START DATA ROWS
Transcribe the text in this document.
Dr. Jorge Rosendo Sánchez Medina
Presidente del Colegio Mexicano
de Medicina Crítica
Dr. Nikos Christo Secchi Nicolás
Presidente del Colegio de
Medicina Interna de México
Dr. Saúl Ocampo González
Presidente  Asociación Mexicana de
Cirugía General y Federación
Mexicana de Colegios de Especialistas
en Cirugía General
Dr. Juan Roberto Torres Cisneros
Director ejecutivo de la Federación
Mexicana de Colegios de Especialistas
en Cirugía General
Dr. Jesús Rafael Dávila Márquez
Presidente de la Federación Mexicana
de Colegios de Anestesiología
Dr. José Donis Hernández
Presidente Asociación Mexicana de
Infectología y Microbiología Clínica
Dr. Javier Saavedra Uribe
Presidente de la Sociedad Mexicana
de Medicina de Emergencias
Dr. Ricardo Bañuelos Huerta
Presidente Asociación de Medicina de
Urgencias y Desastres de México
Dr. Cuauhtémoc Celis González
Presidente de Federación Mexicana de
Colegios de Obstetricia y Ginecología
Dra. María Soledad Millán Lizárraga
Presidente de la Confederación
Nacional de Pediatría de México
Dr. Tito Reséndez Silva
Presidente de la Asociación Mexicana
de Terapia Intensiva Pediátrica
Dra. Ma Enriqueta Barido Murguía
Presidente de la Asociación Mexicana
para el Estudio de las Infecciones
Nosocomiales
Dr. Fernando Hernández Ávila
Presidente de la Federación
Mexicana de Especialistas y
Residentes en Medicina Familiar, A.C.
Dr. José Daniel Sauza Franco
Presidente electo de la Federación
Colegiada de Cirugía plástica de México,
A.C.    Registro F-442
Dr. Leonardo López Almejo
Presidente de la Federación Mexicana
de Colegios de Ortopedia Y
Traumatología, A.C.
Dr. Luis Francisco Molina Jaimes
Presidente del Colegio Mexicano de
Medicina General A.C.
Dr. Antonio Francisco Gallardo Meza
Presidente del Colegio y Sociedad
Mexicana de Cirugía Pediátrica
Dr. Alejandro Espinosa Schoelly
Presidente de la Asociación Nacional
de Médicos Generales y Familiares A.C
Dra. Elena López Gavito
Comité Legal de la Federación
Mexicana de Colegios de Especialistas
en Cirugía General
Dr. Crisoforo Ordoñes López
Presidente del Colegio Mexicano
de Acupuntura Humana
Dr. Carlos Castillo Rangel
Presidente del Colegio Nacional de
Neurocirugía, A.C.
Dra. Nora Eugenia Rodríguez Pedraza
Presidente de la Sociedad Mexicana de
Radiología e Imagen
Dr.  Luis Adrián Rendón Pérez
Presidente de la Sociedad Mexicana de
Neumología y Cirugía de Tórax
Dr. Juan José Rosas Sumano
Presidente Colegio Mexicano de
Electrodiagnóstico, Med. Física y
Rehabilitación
END DATA ROWS
WHAT THIS TASK INVOLVES: Which lines include the word "Luis"? Copy every one of them.

THE SOLUTION:
Dr. Luis Francisco Molina Jaimes
Dr.  Luis Adrián Rendón Pérez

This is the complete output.